WORKING DATA:
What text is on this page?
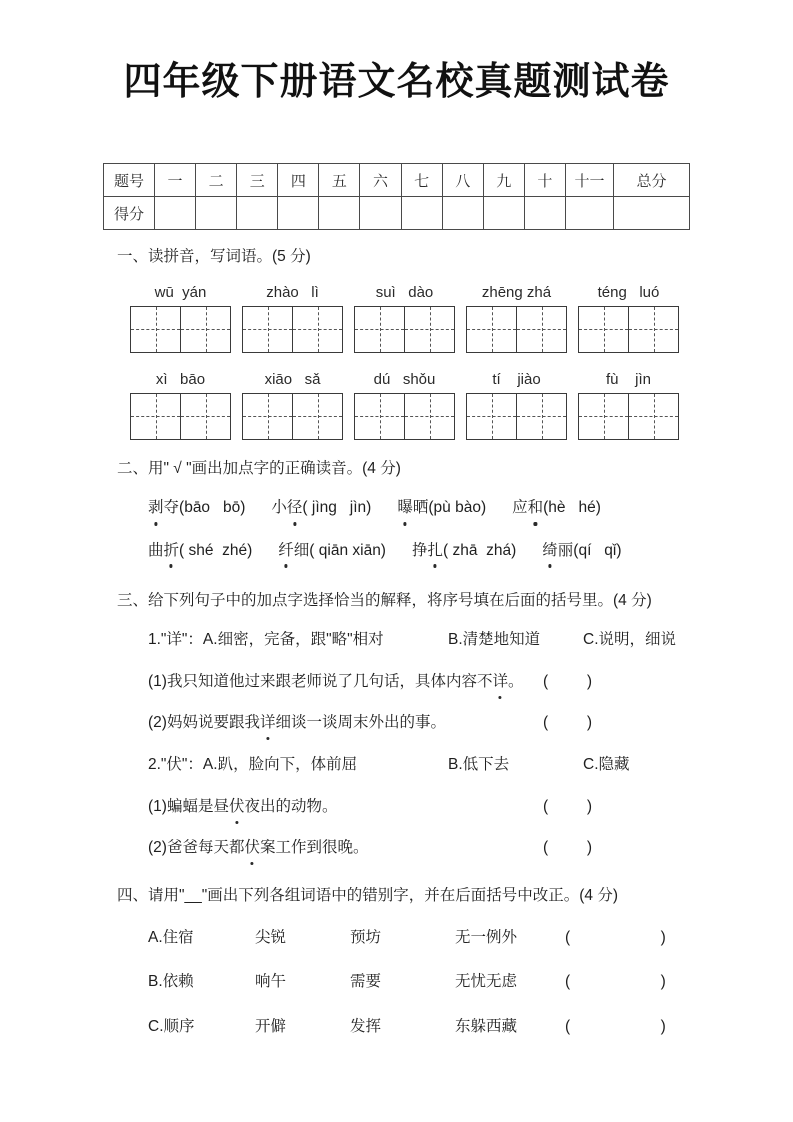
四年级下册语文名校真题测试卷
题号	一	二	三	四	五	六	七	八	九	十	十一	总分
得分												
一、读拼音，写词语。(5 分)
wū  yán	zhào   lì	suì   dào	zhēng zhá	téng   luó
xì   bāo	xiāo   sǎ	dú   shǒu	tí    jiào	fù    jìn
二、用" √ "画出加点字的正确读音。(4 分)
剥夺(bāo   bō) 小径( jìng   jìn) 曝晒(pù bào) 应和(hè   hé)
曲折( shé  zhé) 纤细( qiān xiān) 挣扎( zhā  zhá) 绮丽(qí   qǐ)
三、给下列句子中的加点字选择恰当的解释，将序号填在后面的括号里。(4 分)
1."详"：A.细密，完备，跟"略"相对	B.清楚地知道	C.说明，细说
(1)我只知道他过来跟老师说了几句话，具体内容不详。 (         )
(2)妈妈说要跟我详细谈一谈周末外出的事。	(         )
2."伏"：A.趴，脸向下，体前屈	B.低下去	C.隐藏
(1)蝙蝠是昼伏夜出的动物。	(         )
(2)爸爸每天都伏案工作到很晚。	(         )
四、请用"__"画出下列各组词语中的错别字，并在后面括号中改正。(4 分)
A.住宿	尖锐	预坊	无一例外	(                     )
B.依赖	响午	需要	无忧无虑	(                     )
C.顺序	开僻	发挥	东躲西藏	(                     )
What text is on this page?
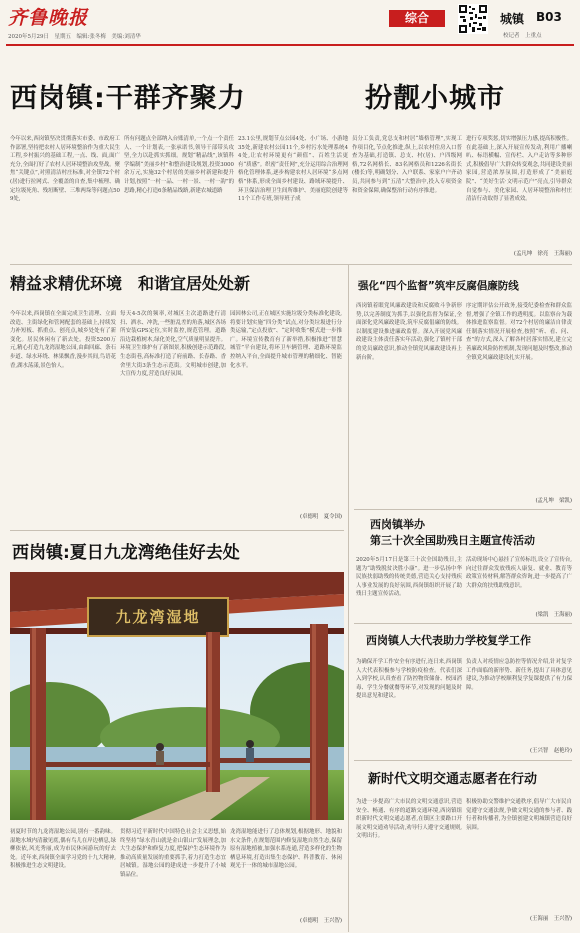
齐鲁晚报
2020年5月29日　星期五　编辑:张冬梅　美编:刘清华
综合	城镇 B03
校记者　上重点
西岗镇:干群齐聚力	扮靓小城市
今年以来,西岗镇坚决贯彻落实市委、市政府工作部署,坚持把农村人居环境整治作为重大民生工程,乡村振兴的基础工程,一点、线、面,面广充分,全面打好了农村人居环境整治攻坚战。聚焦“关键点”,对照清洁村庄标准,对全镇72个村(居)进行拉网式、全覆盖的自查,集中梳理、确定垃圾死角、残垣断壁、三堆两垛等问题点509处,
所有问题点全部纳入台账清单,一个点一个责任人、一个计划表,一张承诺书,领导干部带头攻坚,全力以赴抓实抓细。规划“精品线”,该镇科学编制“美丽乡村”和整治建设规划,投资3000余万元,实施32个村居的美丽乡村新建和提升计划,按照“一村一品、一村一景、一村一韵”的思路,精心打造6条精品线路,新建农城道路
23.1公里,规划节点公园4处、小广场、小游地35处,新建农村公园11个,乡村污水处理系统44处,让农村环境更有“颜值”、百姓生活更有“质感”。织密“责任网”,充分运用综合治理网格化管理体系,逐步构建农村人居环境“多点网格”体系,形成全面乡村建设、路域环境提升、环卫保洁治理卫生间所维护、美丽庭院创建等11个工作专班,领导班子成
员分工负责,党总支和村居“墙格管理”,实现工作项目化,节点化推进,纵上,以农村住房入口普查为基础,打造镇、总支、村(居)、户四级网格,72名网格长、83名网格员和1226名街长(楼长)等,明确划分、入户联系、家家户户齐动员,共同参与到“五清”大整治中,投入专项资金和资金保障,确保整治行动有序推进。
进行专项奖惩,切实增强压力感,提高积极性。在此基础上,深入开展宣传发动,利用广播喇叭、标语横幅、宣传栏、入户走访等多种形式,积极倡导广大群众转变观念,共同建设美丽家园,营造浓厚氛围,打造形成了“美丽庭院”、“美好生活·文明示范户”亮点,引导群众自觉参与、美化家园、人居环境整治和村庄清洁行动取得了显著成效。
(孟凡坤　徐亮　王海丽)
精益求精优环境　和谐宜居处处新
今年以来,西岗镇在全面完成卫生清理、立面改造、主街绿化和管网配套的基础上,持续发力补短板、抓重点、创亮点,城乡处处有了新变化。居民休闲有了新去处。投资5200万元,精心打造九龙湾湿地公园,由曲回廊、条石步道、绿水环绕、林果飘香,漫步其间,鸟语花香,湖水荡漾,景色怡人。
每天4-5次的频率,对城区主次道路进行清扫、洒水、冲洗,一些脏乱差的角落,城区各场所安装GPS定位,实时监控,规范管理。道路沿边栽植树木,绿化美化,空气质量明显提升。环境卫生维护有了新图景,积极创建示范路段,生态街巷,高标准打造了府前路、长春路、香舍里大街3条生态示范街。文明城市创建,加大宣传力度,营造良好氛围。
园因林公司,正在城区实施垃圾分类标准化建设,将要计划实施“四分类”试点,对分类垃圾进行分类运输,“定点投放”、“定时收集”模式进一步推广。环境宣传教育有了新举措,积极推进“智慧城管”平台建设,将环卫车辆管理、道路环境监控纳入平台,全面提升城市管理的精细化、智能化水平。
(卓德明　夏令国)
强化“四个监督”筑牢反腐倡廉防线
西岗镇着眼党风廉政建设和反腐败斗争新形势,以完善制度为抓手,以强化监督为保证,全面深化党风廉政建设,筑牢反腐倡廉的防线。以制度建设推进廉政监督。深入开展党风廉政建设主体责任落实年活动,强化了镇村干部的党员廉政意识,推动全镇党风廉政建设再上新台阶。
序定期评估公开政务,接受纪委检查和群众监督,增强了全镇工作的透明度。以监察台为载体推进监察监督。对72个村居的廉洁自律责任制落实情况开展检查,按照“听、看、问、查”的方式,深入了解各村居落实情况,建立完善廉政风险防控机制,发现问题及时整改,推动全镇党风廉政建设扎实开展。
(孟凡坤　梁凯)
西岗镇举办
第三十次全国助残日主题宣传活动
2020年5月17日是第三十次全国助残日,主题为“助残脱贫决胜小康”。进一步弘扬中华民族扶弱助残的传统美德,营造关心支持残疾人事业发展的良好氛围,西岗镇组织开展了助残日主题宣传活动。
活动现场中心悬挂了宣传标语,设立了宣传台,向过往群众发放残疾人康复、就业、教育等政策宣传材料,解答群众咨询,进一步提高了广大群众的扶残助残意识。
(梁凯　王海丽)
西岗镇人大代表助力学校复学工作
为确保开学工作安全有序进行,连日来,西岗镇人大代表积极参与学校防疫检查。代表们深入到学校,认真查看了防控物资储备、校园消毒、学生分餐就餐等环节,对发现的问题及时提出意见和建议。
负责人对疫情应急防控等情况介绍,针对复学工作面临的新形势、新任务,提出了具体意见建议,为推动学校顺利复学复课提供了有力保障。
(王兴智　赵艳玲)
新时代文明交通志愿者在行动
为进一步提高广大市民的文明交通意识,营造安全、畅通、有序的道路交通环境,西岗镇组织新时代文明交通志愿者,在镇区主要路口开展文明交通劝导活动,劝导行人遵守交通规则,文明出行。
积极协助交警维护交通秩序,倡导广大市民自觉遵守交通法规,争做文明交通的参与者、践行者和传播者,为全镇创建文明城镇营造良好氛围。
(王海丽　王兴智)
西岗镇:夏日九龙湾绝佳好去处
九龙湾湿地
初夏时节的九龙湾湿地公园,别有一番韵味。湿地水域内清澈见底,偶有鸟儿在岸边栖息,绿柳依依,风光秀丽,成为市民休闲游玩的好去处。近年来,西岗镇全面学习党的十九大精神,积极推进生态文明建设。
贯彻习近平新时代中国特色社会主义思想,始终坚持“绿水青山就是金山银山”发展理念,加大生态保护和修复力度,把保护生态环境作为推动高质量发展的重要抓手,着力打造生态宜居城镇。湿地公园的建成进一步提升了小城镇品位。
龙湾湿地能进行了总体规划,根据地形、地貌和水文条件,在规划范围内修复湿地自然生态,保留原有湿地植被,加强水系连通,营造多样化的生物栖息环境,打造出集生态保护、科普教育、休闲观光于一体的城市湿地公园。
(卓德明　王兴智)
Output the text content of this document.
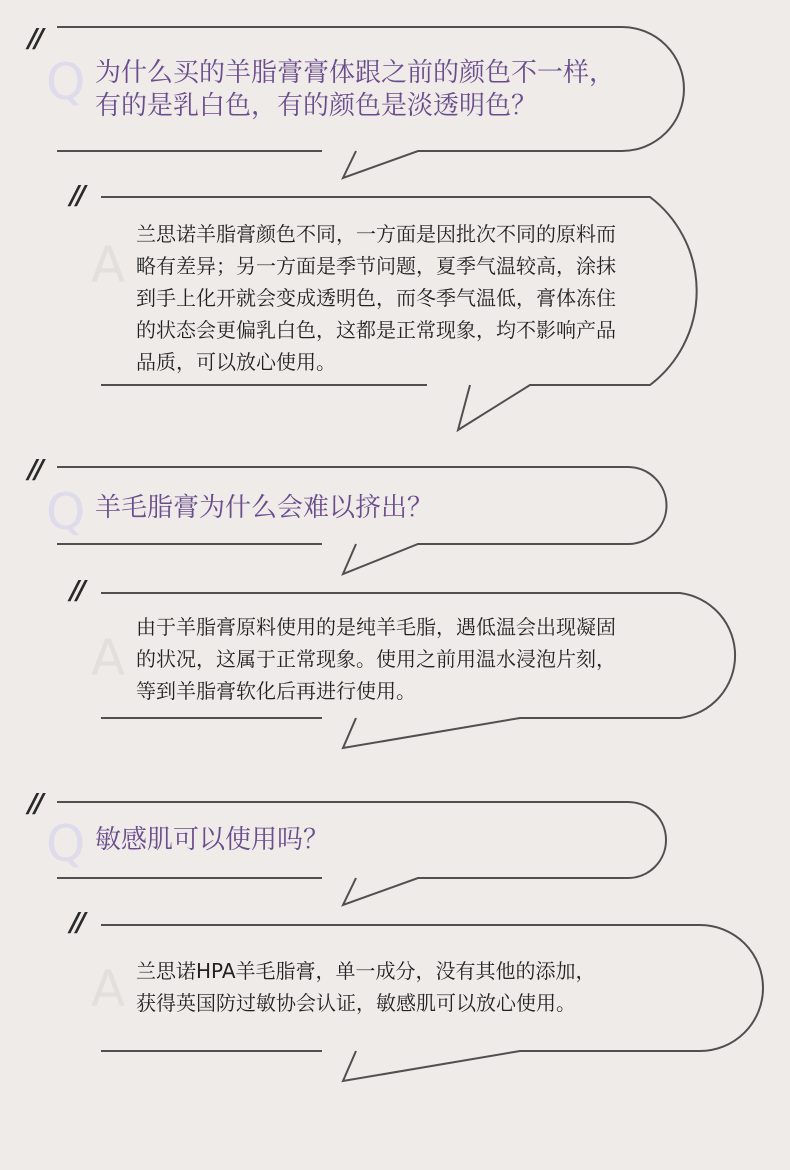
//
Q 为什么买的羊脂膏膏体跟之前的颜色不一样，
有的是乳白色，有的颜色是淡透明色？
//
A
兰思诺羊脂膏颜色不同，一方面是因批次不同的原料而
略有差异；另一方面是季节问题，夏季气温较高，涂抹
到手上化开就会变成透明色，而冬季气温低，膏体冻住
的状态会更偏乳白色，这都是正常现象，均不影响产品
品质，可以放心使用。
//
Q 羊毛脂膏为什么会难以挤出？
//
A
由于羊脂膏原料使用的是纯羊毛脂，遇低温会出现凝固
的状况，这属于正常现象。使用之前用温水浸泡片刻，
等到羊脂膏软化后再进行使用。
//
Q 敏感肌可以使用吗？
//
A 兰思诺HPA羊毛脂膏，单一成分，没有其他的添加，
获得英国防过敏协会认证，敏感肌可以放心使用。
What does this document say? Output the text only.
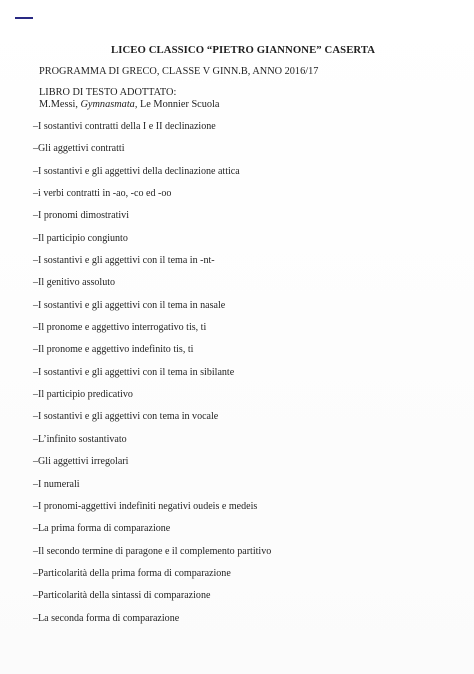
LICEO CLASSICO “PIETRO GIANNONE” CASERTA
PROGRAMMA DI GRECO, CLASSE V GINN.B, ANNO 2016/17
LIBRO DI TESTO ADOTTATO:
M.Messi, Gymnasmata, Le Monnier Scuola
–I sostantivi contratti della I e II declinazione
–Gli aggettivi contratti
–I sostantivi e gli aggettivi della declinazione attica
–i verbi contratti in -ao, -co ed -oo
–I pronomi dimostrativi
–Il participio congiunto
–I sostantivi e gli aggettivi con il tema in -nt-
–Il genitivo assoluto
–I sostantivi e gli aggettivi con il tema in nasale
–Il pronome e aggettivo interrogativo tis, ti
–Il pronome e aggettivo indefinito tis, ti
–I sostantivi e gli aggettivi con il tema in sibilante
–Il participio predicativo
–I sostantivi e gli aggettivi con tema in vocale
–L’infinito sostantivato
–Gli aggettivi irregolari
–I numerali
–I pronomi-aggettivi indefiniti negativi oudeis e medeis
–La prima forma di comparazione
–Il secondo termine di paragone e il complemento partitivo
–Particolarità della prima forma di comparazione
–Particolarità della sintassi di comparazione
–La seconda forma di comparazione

WHAT IS ASKED: Quote exactly the lines from the line that contains "What does this" through the last line of the listing, please, leaving out all pictures.

EXERCISE RESPONSE:
What does this document say? Output the text only.
LICEO CLASSICO “PIETRO GIANNONE” CASERTA
PROGRAMMA DI GRECO, CLASSE V GINN.B, ANNO 2016/17
LIBRO DI TESTO ADOTTATO:
M.Messi, Gymnasmata, Le Monnier Scuola
–I sostantivi contratti della I e II declinazione
–Gli aggettivi contratti
–I sostantivi e gli aggettivi della declinazione attica
–i verbi contratti in -ao, -co ed -oo
–I pronomi dimostrativi
–Il participio congiunto
–I sostantivi e gli aggettivi con il tema in -nt-
–Il genitivo assoluto
–I sostantivi e gli aggettivi con il tema in nasale
–Il pronome e aggettivo interrogativo tis, ti
–Il pronome e aggettivo indefinito tis, ti
–I sostantivi e gli aggettivi con il tema in sibilante
–Il participio predicativo
–I sostantivi e gli aggettivi con tema in vocale
–L’infinito sostantivato
–Gli aggettivi irregolari
–I numerali
–I pronomi-aggettivi indefiniti negativi oudeis e medeis
–La prima forma di comparazione
–Il secondo termine di paragone e il complemento partitivo
–Particolarità della prima forma di comparazione
–Particolarità della sintassi di comparazione
–La seconda forma di comparazione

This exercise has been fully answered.